__OBJECTIVE__.
Restate the complete material exactly.

__INFORMATION SUPPLIED__.
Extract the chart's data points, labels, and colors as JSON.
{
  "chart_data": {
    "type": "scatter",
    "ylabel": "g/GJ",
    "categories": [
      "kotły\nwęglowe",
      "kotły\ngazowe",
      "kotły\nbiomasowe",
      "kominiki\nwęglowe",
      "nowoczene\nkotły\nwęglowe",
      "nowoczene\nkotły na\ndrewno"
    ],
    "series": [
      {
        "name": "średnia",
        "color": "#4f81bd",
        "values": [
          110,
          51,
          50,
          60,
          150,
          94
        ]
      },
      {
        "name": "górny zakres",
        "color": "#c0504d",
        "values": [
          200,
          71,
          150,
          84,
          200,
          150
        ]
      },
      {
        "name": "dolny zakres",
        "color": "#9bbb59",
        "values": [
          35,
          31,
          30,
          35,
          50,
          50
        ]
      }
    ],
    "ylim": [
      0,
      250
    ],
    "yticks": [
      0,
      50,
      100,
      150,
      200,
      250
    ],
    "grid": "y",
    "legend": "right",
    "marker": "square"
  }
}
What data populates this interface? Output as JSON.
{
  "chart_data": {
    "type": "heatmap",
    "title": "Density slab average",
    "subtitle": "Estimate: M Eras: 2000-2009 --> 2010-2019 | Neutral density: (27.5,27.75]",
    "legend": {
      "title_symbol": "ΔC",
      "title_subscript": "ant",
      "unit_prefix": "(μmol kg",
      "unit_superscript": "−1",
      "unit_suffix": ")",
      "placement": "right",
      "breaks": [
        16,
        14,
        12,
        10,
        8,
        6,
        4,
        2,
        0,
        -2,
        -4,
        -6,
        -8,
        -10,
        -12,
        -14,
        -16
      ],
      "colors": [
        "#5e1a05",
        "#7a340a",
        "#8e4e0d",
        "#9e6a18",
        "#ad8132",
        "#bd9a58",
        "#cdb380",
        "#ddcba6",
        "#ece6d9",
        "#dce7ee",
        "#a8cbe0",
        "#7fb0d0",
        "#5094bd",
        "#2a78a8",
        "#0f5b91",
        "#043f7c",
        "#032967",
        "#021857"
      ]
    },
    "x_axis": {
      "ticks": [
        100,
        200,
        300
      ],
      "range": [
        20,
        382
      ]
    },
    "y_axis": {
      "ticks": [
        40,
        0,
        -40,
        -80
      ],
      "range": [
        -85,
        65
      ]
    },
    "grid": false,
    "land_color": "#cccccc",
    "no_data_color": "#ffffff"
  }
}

__THE COMPLETED TASK__.
Extract the chart's data points, labels, and colors as JSON.
{
  "chart_data": {
    "type": "scatter",
    "ylabel": "g/GJ",
    "categories": [
      "kotły\nwęglowe",
      "kotły\ngazowe",
      "kotły\nbiomasowe",
      "kominiki\nwęglowe",
      "nowoczene\nkotły\nwęglowe",
      "nowoczene\nkotły na\ndrewno"
    ],
    "series": [
      {
        "name": "średnia",
        "color": "#4f81bd",
        "values": [
          110,
          51,
          50,
          60,
          150,
          94
        ]
      },
      {
        "name": "górny zakres",
        "color": "#c0504d",
        "values": [
          200,
          71,
          150,
          84,
          200,
          150
        ]
      },
      {
        "name": "dolny zakres",
        "color": "#9bbb59",
        "values": [
          35,
          31,
          30,
          35,
          50,
          50
        ]
      }
    ],
    "ylim": [
      0,
      250
    ],
    "yticks": [
      0,
      50,
      100,
      150,
      200,
      250
    ],
    "grid": "y",
    "legend": "right",
    "marker": "square"
  }
}
What data populates this interface? Output as JSON.
{
  "chart_data": {
    "type": "heatmap",
    "title": "Density slab average",
    "subtitle": "Estimate: M Eras: 2000-2009 --> 2010-2019 | Neutral density: (27.5,27.75]",
    "legend": {
      "title_symbol": "ΔC",
      "title_subscript": "ant",
      "unit_prefix": "(μmol kg",
      "unit_superscript": "−1",
      "unit_suffix": ")",
      "placement": "right",
      "breaks": [
        16,
        14,
        12,
        10,
        8,
        6,
        4,
        2,
        0,
        -2,
        -4,
        -6,
        -8,
        -10,
        -12,
        -14,
        -16
      ],
      "colors": [
        "#5e1a05",
        "#7a340a",
        "#8e4e0d",
        "#9e6a18",
        "#ad8132",
        "#bd9a58",
        "#cdb380",
        "#ddcba6",
        "#ece6d9",
        "#dce7ee",
        "#a8cbe0",
        "#7fb0d0",
        "#5094bd",
        "#2a78a8",
        "#0f5b91",
        "#043f7c",
        "#032967",
        "#021857"
      ]
    },
    "x_axis": {
      "ticks": [
        100,
        200,
        300
      ],
      "range": [
        20,
        382
      ]
    },
    "y_axis": {
      "ticks": [
        40,
        0,
        -40,
        -80
      ],
      "range": [
        -85,
        65
      ]
    },
    "grid": false,
    "land_color": "#cccccc",
    "no_data_color": "#ffffff"
  }
}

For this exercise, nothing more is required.